[Structured figure records]
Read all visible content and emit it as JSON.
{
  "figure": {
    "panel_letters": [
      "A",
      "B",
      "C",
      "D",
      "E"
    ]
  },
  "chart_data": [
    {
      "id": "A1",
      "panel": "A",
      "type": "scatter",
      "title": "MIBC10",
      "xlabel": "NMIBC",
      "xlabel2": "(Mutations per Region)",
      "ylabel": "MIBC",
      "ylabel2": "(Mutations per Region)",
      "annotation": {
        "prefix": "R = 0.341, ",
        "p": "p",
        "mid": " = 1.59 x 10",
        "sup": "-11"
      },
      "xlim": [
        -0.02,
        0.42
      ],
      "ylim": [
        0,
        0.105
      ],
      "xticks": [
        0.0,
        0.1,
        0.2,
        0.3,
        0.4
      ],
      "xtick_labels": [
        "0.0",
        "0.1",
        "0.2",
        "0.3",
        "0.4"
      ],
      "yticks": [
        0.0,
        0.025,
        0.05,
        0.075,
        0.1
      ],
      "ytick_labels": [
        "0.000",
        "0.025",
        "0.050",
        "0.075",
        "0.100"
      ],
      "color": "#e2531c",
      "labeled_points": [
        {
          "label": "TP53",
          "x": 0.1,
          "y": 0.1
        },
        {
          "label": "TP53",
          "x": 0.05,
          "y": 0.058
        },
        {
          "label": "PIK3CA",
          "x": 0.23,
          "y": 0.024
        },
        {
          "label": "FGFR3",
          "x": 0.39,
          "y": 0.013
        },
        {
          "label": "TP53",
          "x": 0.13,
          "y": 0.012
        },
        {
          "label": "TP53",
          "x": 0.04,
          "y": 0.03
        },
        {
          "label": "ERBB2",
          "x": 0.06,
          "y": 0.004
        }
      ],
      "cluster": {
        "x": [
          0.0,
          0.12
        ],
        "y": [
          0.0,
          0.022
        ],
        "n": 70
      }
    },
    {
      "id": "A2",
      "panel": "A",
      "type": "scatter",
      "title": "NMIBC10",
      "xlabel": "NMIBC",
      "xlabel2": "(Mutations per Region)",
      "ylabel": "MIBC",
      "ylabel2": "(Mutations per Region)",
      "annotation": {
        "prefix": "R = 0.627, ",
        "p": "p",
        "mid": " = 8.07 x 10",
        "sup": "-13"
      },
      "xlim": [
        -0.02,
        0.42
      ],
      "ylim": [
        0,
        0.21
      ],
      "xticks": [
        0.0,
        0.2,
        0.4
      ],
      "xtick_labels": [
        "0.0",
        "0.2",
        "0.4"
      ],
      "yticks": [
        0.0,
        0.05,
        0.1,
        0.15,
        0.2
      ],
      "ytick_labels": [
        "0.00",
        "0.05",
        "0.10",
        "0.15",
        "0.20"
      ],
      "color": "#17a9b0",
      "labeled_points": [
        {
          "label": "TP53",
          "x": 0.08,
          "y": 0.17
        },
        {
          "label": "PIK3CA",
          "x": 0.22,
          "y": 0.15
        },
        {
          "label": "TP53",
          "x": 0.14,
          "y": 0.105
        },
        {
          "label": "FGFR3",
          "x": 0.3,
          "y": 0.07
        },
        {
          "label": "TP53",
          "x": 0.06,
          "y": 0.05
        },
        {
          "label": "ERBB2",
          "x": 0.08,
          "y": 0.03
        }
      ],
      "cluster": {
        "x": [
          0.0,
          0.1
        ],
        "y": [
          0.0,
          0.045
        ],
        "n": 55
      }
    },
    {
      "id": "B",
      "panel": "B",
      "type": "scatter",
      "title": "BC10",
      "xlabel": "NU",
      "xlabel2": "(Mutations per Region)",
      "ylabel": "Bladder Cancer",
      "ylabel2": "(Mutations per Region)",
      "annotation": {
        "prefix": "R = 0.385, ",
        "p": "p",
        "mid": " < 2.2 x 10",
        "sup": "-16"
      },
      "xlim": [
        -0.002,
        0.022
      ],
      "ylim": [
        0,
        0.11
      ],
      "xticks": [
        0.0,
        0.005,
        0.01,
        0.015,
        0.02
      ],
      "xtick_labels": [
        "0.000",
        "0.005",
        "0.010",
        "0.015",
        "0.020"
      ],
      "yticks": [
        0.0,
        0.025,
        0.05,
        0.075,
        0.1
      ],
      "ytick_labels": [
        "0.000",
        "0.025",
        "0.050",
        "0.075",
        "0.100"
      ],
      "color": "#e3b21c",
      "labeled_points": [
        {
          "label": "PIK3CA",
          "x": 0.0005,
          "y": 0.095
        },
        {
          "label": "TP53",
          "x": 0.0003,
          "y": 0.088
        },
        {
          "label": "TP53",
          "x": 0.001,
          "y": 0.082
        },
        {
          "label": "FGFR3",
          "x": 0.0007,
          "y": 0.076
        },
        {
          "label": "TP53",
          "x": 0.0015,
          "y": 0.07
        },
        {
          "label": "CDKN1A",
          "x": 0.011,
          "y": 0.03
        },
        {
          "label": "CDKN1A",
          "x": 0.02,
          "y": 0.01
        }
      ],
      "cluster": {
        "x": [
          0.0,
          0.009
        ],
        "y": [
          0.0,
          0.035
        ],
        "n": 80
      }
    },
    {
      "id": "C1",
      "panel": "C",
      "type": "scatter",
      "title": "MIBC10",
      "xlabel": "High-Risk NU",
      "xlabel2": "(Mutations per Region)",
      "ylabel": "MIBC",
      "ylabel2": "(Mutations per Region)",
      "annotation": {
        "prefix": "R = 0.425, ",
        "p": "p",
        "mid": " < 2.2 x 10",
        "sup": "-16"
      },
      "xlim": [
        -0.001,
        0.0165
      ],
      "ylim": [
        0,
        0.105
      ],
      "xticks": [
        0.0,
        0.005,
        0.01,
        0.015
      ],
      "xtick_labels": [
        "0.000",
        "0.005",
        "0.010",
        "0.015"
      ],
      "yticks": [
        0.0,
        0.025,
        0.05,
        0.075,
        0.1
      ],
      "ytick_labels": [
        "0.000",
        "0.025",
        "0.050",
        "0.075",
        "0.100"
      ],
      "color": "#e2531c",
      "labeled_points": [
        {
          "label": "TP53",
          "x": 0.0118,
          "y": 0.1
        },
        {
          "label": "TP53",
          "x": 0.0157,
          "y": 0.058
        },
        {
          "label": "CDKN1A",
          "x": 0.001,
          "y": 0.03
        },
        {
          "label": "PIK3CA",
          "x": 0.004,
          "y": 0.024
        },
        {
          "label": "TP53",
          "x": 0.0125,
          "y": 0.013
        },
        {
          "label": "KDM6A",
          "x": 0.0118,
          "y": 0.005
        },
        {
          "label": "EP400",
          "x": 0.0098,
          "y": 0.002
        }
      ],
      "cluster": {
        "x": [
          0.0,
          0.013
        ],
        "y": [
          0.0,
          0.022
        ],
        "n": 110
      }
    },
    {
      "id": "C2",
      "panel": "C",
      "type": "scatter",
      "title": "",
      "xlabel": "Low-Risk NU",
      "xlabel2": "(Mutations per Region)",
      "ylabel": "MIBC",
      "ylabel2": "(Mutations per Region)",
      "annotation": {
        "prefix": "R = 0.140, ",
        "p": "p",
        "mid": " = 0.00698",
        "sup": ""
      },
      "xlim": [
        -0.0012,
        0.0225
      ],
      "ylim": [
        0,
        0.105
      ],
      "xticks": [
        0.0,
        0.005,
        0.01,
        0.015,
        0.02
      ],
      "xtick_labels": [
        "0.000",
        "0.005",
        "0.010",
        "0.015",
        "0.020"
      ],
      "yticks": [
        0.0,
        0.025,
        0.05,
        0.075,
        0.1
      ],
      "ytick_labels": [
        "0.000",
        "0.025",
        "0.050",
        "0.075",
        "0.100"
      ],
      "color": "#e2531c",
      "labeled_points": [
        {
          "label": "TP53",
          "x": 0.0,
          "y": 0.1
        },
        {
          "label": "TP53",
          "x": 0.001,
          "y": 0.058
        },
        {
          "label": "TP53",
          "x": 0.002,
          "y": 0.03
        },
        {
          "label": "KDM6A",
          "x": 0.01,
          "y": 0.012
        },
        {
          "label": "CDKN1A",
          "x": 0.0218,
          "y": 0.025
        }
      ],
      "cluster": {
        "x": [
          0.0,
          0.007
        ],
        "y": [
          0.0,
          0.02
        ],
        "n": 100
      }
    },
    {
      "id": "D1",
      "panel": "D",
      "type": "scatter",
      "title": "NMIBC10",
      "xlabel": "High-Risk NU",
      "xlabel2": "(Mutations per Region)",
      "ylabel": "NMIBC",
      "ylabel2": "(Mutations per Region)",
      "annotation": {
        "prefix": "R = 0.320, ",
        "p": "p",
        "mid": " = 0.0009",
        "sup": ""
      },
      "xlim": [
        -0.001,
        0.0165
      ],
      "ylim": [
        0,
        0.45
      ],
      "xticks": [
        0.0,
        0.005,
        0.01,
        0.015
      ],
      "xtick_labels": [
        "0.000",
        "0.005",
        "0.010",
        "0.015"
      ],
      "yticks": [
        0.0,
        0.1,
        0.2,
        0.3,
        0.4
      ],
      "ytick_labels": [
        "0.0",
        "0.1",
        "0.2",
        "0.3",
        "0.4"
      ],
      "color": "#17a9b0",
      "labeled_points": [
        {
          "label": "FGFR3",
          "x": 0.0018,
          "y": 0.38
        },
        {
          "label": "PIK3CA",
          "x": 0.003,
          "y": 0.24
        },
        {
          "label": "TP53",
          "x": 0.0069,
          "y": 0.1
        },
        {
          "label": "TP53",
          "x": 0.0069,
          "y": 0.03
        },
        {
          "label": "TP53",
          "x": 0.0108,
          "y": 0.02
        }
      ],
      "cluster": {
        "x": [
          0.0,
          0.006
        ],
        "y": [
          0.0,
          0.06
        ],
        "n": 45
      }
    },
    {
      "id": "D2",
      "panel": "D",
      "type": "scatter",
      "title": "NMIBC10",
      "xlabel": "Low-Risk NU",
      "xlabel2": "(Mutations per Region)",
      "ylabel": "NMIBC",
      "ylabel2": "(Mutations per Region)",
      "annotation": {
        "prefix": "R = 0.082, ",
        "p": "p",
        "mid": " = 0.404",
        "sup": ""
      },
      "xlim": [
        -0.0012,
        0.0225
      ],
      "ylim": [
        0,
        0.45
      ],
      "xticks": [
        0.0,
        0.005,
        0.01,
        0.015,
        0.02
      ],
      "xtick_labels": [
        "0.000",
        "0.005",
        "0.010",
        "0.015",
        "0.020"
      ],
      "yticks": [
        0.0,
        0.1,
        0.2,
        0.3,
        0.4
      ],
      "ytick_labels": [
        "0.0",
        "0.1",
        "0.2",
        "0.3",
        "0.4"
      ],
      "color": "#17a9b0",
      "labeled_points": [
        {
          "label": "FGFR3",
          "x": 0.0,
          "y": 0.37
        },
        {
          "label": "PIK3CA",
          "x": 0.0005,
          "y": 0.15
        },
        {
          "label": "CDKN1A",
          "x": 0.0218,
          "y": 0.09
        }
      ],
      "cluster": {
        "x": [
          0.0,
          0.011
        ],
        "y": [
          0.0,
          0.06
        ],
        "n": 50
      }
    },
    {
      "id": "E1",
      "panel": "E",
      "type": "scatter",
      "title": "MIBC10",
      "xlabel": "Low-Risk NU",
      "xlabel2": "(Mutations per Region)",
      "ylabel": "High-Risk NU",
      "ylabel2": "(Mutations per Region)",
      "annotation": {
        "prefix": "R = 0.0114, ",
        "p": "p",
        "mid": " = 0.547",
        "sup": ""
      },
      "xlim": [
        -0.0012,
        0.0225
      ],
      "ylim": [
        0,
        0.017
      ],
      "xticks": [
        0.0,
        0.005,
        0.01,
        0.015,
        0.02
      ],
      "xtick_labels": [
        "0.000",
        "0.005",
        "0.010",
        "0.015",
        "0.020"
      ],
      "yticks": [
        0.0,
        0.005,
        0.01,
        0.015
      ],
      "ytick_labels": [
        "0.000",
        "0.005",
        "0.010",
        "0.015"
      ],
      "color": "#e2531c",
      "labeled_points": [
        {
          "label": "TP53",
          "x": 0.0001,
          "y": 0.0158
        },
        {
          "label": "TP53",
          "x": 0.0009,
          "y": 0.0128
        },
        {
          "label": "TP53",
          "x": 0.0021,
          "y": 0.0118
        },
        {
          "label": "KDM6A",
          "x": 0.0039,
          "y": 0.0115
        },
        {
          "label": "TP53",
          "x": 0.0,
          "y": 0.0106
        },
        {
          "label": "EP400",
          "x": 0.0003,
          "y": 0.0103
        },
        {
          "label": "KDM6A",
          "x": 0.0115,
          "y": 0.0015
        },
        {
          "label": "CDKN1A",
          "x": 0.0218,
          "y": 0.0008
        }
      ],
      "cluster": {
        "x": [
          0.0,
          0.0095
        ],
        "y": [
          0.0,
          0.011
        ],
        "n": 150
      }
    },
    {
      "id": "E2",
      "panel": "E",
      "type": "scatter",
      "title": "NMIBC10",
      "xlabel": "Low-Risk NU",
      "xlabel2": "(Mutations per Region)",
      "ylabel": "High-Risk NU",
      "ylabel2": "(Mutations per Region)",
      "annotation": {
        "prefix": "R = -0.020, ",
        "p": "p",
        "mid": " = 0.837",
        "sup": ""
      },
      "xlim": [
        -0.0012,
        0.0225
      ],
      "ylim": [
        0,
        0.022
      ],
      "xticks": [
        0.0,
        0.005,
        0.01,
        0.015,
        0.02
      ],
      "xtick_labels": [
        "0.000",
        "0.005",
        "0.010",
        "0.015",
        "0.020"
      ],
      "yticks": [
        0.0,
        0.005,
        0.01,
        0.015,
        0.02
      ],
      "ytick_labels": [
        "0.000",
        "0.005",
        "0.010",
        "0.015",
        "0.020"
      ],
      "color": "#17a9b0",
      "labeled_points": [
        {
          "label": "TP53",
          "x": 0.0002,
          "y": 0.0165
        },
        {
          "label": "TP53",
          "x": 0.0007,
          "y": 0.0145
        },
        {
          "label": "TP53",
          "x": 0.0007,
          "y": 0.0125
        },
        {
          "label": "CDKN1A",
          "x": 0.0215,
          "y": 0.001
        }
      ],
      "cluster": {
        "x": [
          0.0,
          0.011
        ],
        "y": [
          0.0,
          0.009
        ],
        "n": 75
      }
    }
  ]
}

**DESCRIPTION OF THE TASK:** Gather each line of the listing that holds the string "prefix".

**SOLUTION:**
        "prefix": "R = 0.341, ",
        "prefix": "R = 0.627, ",
        "prefix": "R = 0.385, ",
        "prefix": "R = 0.425, ",
        "prefix": "R = 0.140, ",
        "prefix": "R = 0.320, ",
        "prefix": "R = 0.082, ",
        "prefix": "R = 0.0114, ",
        "prefix": "R = -0.020, ",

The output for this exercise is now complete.